• **WHAT THE EXERCISE ASKS**:
Return each line that holds the word "screenshot".
* begin INPUT *
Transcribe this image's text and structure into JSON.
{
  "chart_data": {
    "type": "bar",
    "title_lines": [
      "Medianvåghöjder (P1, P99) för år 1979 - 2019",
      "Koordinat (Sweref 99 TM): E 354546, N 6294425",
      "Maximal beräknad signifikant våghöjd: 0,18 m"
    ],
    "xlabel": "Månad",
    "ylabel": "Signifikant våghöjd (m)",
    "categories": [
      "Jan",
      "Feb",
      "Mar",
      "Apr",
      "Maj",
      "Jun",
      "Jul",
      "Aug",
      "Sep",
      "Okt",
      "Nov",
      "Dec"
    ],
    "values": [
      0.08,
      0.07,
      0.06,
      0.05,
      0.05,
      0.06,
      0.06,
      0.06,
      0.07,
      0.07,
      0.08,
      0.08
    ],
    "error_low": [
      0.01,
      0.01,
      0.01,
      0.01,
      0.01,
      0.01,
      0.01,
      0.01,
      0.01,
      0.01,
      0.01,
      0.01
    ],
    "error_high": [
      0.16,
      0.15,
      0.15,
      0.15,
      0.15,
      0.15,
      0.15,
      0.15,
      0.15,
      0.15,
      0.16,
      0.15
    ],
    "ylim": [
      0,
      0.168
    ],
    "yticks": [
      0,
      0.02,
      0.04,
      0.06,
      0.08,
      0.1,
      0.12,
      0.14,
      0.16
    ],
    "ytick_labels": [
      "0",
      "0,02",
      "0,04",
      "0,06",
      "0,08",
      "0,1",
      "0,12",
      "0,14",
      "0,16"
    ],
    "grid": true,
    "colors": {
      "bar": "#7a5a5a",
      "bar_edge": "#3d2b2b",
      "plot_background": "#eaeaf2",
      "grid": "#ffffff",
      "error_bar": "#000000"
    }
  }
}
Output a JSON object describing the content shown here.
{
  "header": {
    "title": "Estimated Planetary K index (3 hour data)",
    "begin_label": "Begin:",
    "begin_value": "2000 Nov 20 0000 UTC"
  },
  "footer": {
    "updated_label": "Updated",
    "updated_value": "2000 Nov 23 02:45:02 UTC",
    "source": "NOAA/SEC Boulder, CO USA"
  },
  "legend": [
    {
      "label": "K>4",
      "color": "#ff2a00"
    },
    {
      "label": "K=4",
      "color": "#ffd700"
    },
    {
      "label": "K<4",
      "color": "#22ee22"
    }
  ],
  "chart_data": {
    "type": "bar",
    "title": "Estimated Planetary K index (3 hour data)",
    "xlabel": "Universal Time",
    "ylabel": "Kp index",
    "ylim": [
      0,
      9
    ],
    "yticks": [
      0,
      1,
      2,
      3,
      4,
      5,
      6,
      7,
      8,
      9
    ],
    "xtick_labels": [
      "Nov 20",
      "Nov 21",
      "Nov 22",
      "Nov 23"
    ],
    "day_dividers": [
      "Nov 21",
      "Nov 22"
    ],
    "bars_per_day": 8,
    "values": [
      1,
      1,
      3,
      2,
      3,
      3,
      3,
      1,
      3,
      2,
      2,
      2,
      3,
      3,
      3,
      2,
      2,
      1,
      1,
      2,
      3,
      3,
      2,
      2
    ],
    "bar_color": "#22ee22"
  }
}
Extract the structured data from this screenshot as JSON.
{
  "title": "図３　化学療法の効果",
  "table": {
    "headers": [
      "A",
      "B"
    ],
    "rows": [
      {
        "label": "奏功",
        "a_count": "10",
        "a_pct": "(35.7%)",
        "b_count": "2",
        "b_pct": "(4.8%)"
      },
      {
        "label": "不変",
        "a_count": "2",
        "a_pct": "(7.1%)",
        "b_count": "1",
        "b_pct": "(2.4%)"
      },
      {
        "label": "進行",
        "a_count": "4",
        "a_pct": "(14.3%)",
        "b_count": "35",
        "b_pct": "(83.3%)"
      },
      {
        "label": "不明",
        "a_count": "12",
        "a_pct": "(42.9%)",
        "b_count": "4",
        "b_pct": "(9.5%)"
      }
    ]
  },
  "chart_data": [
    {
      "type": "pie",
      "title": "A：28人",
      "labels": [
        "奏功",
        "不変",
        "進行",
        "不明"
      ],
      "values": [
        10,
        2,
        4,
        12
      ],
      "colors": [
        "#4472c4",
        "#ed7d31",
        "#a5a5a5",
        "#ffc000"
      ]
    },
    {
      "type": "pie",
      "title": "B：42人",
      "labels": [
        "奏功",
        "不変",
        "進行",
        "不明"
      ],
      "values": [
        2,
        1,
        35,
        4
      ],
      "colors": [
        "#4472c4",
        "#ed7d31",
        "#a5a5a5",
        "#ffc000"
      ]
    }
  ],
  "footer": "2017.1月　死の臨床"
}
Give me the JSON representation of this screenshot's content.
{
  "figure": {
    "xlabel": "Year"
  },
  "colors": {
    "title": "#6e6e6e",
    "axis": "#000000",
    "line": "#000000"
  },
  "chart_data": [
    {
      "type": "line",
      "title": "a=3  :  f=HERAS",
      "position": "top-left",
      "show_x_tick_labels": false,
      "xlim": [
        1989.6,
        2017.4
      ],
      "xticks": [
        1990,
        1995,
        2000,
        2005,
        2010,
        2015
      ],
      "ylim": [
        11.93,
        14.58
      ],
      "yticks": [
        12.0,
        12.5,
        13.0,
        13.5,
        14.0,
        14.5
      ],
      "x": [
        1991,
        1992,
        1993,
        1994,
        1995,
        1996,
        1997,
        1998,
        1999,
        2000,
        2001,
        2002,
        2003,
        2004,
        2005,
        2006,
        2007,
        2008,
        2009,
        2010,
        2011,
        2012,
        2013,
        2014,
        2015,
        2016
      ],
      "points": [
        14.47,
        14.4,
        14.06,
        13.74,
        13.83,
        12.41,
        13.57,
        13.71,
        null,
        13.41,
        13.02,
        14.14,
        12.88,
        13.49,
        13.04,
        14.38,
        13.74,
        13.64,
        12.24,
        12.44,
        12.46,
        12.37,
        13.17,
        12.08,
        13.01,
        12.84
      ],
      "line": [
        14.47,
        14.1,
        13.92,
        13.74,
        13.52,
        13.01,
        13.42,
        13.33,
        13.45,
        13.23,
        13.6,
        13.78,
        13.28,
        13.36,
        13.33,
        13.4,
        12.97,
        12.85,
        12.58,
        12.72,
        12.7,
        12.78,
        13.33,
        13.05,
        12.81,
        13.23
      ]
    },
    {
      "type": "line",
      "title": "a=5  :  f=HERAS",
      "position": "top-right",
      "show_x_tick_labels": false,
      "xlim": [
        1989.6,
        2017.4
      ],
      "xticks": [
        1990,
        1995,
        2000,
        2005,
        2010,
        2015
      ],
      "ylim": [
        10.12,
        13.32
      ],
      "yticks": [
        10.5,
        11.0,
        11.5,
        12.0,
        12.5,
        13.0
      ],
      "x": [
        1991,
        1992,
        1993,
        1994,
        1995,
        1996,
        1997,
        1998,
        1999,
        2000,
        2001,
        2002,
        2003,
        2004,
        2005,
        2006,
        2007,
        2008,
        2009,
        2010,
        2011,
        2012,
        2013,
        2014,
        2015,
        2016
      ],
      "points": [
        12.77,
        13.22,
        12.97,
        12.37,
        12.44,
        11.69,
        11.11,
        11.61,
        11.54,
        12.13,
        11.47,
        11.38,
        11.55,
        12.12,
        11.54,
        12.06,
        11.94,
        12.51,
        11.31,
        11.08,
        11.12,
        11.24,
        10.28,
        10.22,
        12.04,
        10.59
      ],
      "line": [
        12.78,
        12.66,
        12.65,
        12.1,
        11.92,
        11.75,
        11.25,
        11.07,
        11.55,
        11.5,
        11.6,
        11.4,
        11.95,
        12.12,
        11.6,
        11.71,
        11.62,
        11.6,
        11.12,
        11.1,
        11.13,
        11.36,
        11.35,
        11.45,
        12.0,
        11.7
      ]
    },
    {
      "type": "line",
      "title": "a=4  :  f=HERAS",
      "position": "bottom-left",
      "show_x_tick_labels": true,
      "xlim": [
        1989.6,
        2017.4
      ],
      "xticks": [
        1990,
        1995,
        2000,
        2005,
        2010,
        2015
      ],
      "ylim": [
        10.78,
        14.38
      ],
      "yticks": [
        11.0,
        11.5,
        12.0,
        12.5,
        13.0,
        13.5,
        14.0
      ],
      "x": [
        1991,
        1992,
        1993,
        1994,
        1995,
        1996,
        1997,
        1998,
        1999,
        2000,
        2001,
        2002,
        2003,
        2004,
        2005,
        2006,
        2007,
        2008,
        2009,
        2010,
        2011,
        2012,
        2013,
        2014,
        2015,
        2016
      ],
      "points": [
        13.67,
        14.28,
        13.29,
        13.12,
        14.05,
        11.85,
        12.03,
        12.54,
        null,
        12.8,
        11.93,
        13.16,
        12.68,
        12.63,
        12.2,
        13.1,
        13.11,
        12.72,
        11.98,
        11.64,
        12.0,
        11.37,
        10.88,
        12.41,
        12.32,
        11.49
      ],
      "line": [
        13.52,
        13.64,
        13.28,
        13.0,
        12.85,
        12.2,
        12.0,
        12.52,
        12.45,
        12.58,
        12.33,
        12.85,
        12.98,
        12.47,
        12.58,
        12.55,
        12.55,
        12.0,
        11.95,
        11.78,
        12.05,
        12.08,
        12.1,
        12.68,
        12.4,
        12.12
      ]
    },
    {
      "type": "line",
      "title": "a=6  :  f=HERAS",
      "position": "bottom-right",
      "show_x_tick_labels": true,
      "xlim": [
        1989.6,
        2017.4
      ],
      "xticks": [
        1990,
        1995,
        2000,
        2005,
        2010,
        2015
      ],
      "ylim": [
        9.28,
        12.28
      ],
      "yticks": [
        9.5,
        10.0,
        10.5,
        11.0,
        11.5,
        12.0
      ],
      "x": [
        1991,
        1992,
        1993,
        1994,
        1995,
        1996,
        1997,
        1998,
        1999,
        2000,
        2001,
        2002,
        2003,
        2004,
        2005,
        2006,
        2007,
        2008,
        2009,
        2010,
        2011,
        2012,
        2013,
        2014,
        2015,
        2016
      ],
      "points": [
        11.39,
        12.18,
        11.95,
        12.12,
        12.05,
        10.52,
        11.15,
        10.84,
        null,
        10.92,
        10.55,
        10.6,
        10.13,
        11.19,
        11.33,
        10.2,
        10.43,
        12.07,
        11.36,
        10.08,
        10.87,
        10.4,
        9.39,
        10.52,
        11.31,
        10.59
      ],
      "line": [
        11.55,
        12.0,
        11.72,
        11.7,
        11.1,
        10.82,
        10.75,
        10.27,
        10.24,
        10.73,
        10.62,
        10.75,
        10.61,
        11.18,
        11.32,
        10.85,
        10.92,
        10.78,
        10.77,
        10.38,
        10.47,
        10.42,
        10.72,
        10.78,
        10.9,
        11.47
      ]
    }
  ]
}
* end INPUT *
• **EXERCISE RESPONSE**:
Extract the structured data from this screenshot as JSON.
Give me the JSON representation of this screenshot's content.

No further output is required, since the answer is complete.